_Task brief:_ Count every line that includes the string "узлы" in the entries that follow. Nothing besides the number is needed.

_Supplied entries:_
--------------------------------------------------
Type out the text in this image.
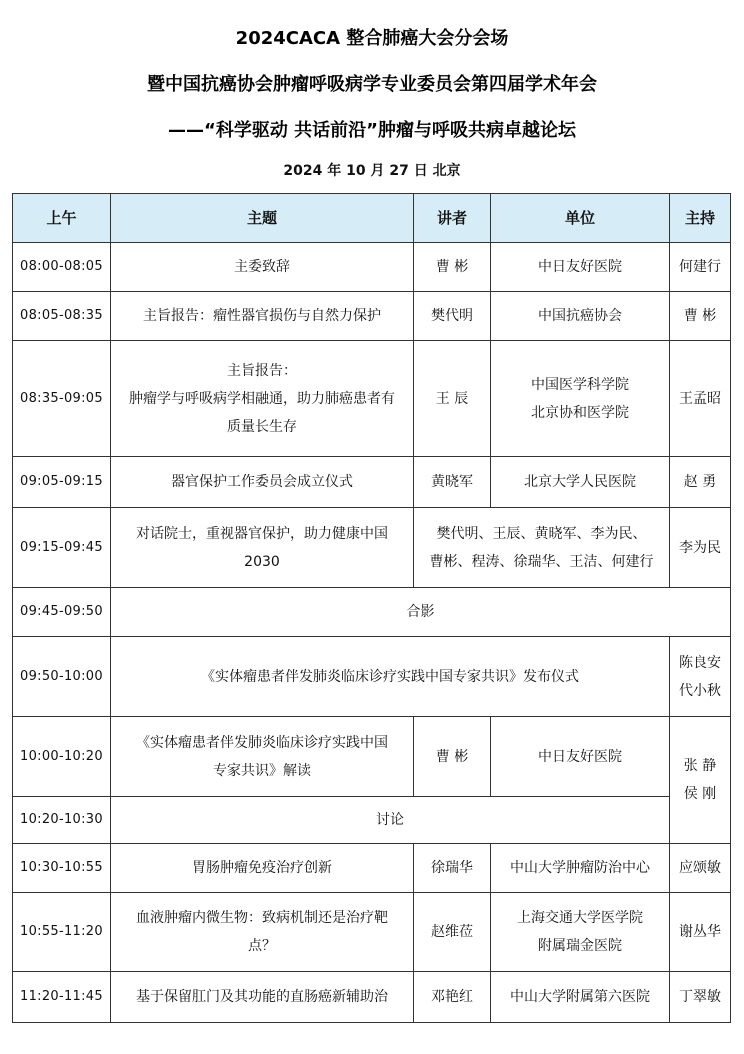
2024CACA 整合肺癌大会分会场
暨中国抗癌协会肿瘤呼吸病学专业委员会第四届学术年会
——“科学驱动 共话前沿”肿瘤与呼吸共病卓越论坛
2024 年 10 月 27 日 北京
上午	主题	讲者	单位	主持
08:00-08:05	主委致辞	曹 彬	中日友好医院	何建行
08:05-08:35	主旨报告：瘤性器官损伤与自然力保护	樊代明	中国抗癌协会	曹 彬
08:35-09:05	主旨报告：
肿瘤学与呼吸病学相融通，助力肺癌患者有
质量长生存	王 辰	中国医学科学院
北京协和医学院	王孟昭
09:05-09:15	器官保护工作委员会成立仪式	黄晓军	北京大学人民医院	赵 勇
09:15-09:45	对话院士，重视器官保护，助力健康中国
2030	樊代明、王辰、黄晓军、李为民、
曹彬、程涛、徐瑞华、王洁、何建行		李为民
09:45-09:50	合影			
09:50-10:00	《实体瘤患者伴发肺炎临床诊疗实践中国专家共识》发布仪式			陈良安
代小秋

10:00-10:20	《实体瘤患者伴发肺炎临床诊疗实践中国
专家共识》解读	曹 彬	中日友好医院	张 静
侯 刚

10:20-10:30	讨论			
10:30-10:55	胃肠肿瘤免疫治疗创新	徐瑞华	中山大学肿瘤防治中心	应颂敏
10:55-11:20	血液肿瘤内微生物：致病机制还是治疗靶
点？	赵维莅	上海交通大学医学院
附属瑞金医院	谢丛华
11:20-11:45	基于保留肛门及其功能的直肠癌新辅助治	邓艳红	中山大学附属第六医院	丁翠敏
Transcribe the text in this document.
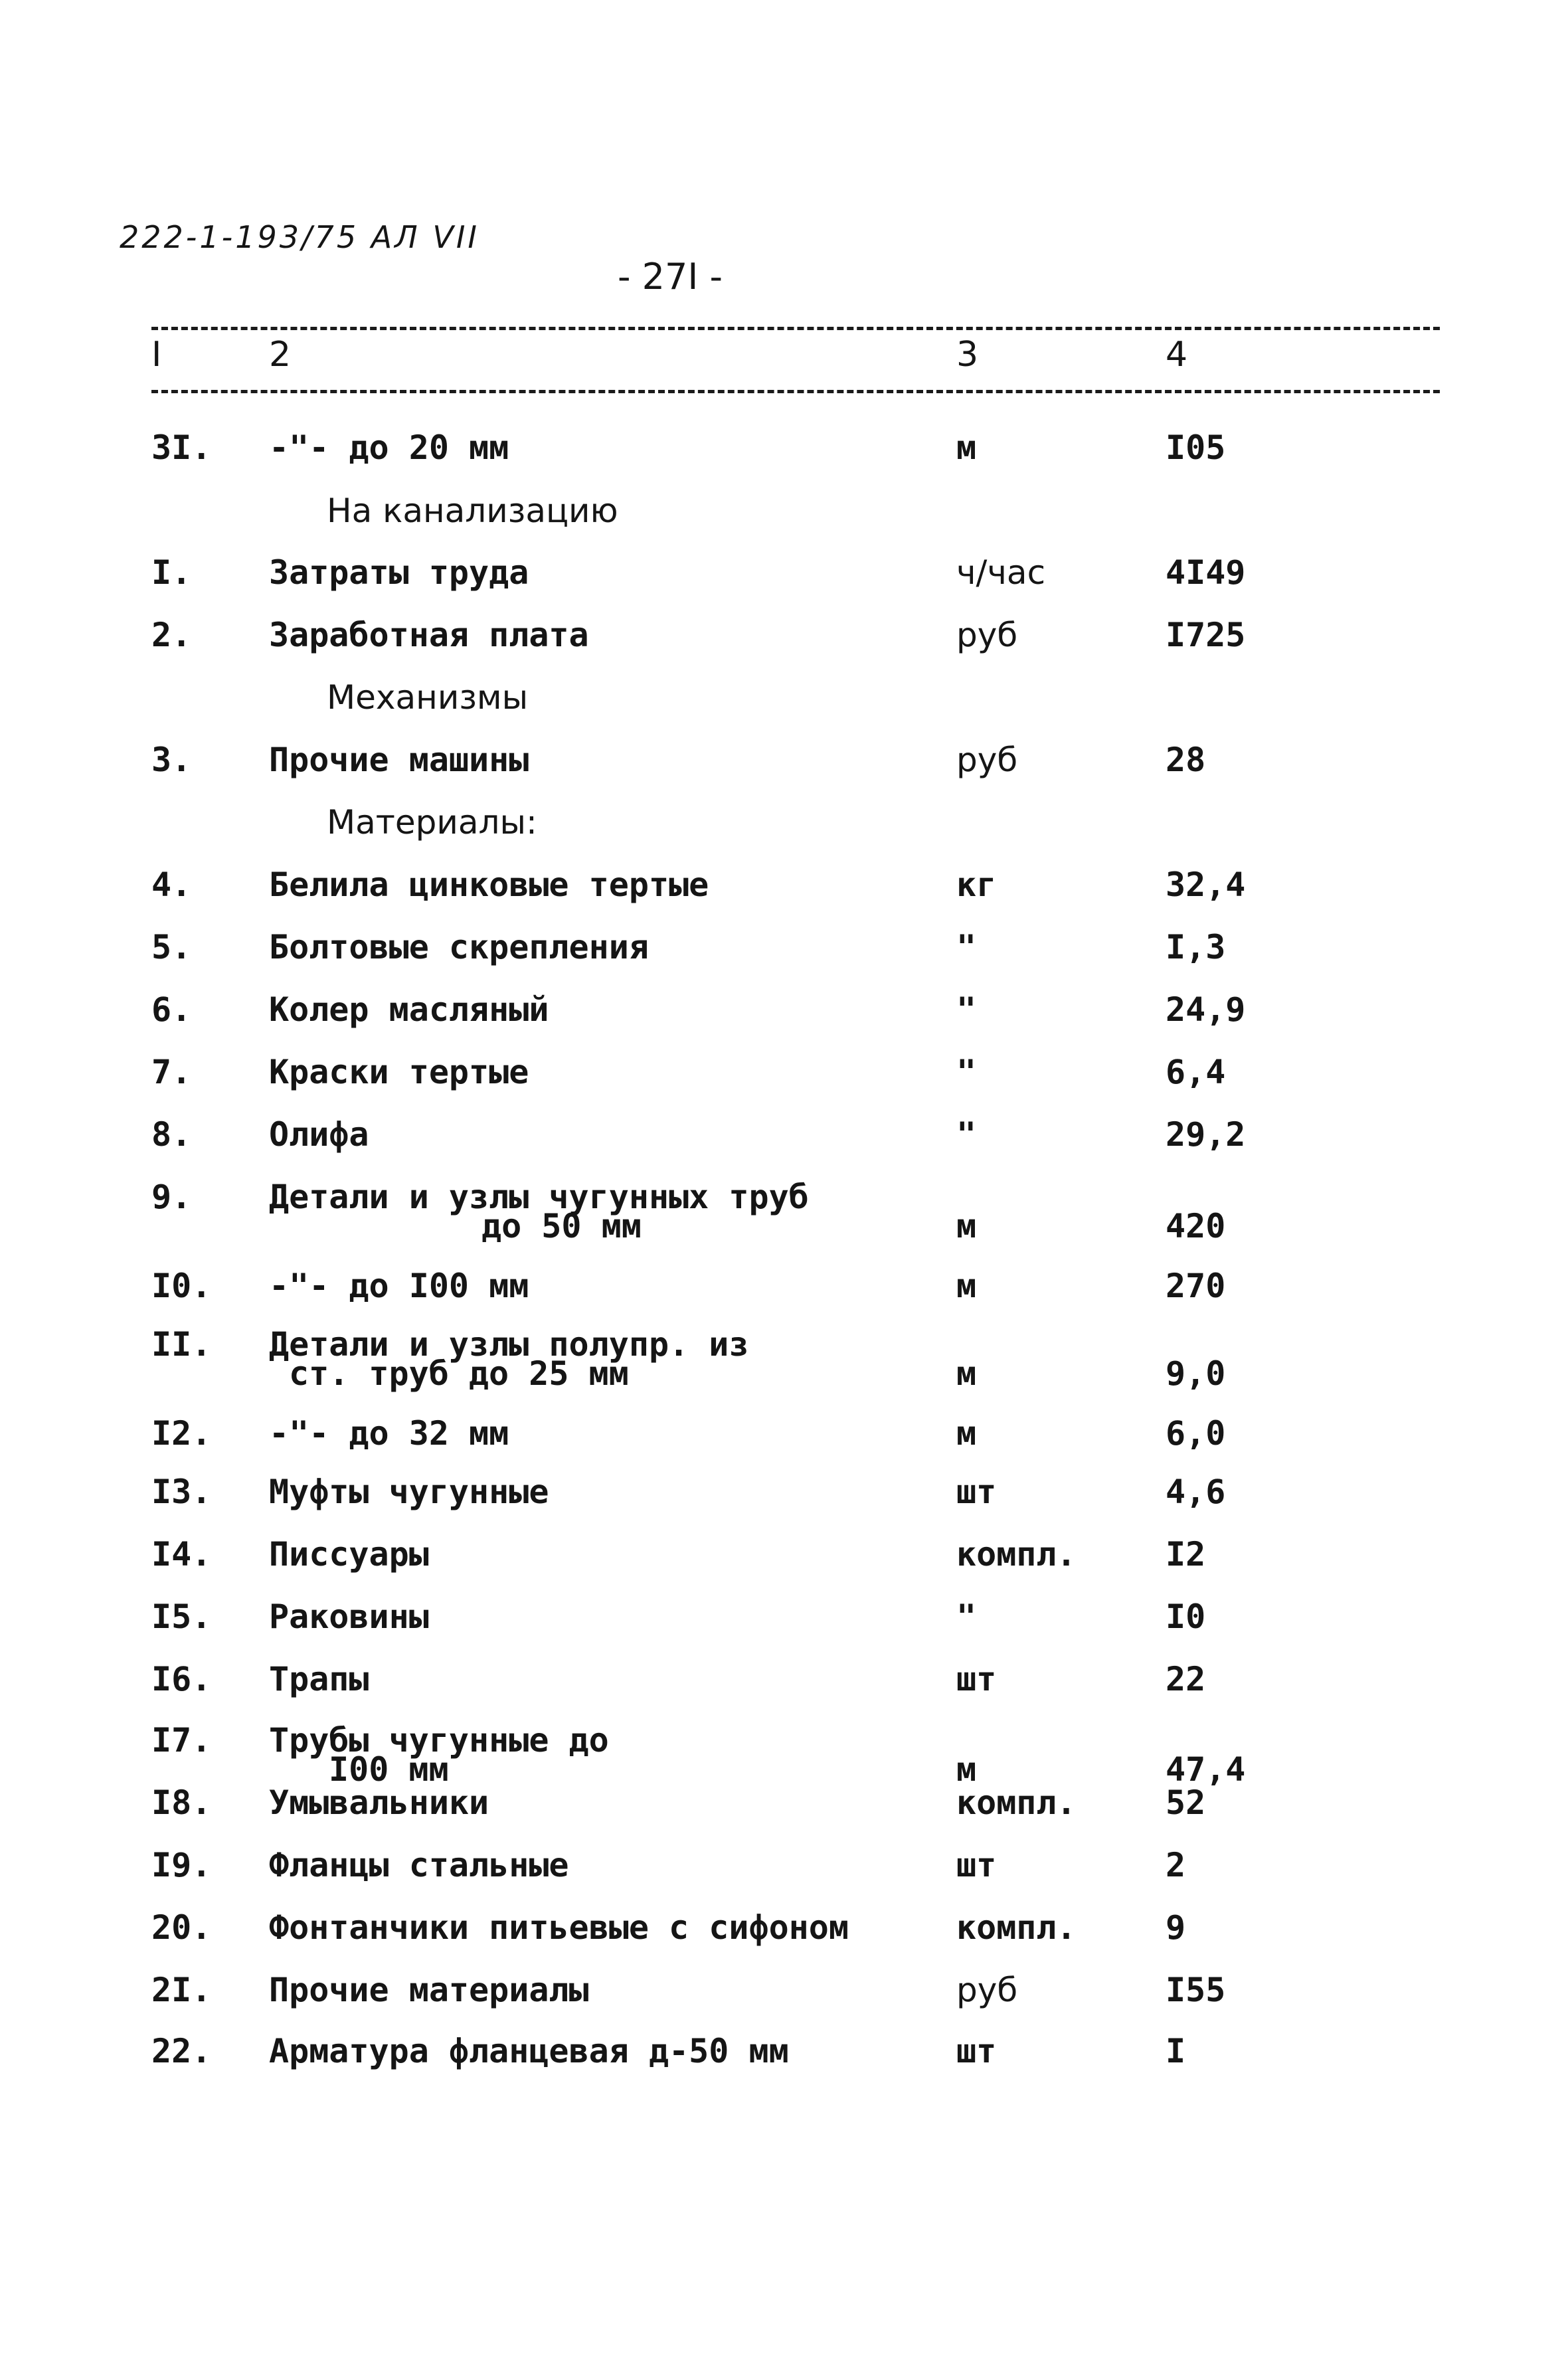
222-1-193/75 АЛ VII
- 27I -
I	2	3	4
3I. -"- до 20 мм	м	I05
На канализацию
I. Затраты труда	ч/час	4I49
2. Заработная плата	руб	I725
Механизмы
3. Прочие машины	руб	28
Материалы:
4. Белила цинковые тертые	кг	32,4
5. Болтовые скрепления	"	I,3
6. Колер масляный	"	24,9
7. Краски тертые	"	6,4
8. Олифа	"	29,2
9. Детали и узлы чугунных труб
до 50 мм	м	420
I0. -"- до I00 мм	м	270
II. Детали и узлы полупр. из
ст. труб до 25 мм	м	9,0
I2. -"- до 32 мм	м	6,0
I3. Муфты чугунные	шт	4,6
I4. Писсуары	компл.	I2
I5. Раковины	"	I0
I6. Трапы	шт	22
I7. Трубы чугунные до
I00 мм	м	47,4
I8. Умывальники	компл.	52
I9. Фланцы стальные	шт	2
20. Фонтанчики питьевые с сифоном	компл.	9
2I. Прочие материалы	руб	I55
22. Арматура фланцевая д-50 мм	шт	I
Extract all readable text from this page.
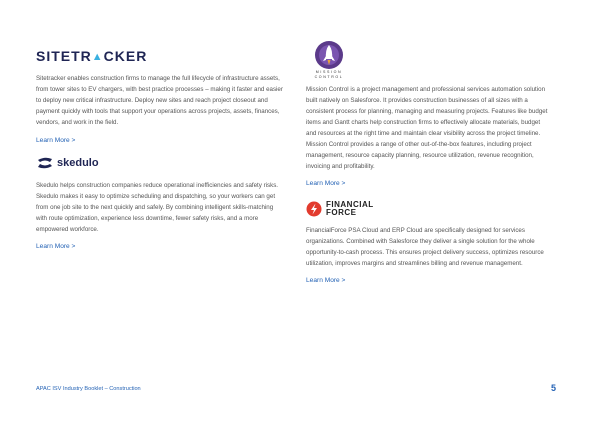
SITETR▲CKER

Sitetracker enables construction firms to manage the full lifecycle of infrastructure assets, from tower sites to EV chargers, with best practice processes – making it faster and easier to deploy new critical infrastructure. Deploy new sites and reach project closeout and payment quickly with tools that support your operations across projects, assets, finances, vendors, and work in the field.

Learn More >
skedulo

Skedulo helps construction companies reduce operational inefficiencies and safety risks. Skedulo makes it easy to optimize scheduling and dispatching, so your workers can get from one job site to the next quickly and safely. By combining intelligent skills-matching with route optimization, experience less downtime, fewer safety risks, and a more empowered workforce.

Learn More >
MISSION
CONTROL

Mission Control is a project management and professional services automation solution built natively on Salesforce. It provides construction businesses of all sizes with a consistent process for planning, managing and measuring projects. Features like budget items and Gantt charts help construction firms to effectively allocate materials, budget and resources at the right time and maintain clear visibility across the project timeline. Mission Control provides a range of other out-of-the-box features, including project management, resource capacity planning, resource utilization, revenue recognition, invoicing and profitability.

Learn More >
FINANCIAL
FORCE

FinancialForce PSA Cloud and ERP Cloud are specifically designed for services organizations. Combined with Salesforce they deliver a single solution for the whole opportunity-to-cash process. This ensures project delivery success, optimizes resource utilization, improves margins and streamlines billing and revenue management.

Learn More >
APAC ISV Industry Booklet – Construction	5
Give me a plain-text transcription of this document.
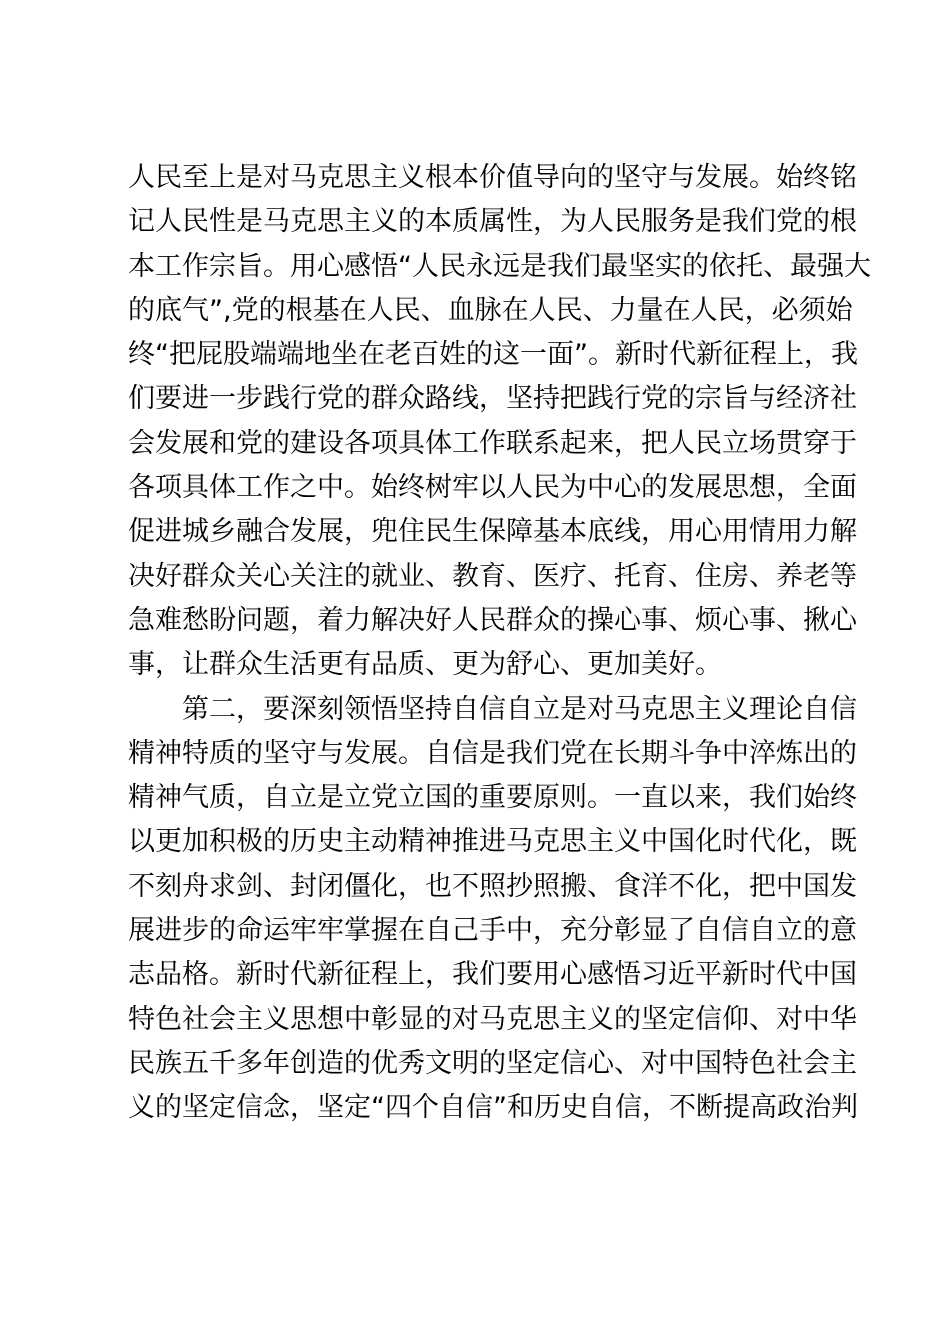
人民至上是对马克思主义根本价值导向的坚守与发展。始终铭
记人民性是马克思主义的本质属性，为人民服务是我们党的根
本工作宗旨。用心感悟“人民永远是我们最坚实的依托、最强大
的底气”,党的根基在人民、血脉在人民、力量在人民，必须始
终“把屁股端端地坐在老百姓的这一面”。新时代新征程上，我
们要进一步践行党的群众路线，坚持把践行党的宗旨与经济社
会发展和党的建设各项具体工作联系起来，把人民立场贯穿于
各项具体工作之中。始终树牢以人民为中心的发展思想，全面
促进城乡融合发展，兜住民生保障基本底线，用心用情用力解
决好群众关心关注的就业、教育、医疗、托育、住房、养老等
急难愁盼问题，着力解决好人民群众的操心事、烦心事、揪心
事，让群众生活更有品质、更为舒心、更加美好。
第二，要深刻领悟坚持自信自立是对马克思主义理论自信
精神特质的坚守与发展。自信是我们党在长期斗争中淬炼出的
精神气质，自立是立党立国的重要原则。一直以来，我们始终
以更加积极的历史主动精神推进马克思主义中国化时代化，既
不刻舟求剑、封闭僵化，也不照抄照搬、食洋不化，把中国发
展进步的命运牢牢掌握在自己手中，充分彰显了自信自立的意
志品格。新时代新征程上，我们要用心感悟习近平新时代中国
特色社会主义思想中彰显的对马克思主义的坚定信仰、对中华
民族五千多年创造的优秀文明的坚定信心、对中国特色社会主
义的坚定信念，坚定“四个自信”和历史自信，不断提高政治判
--------------------------------------------------
_Answer to the task:_ 2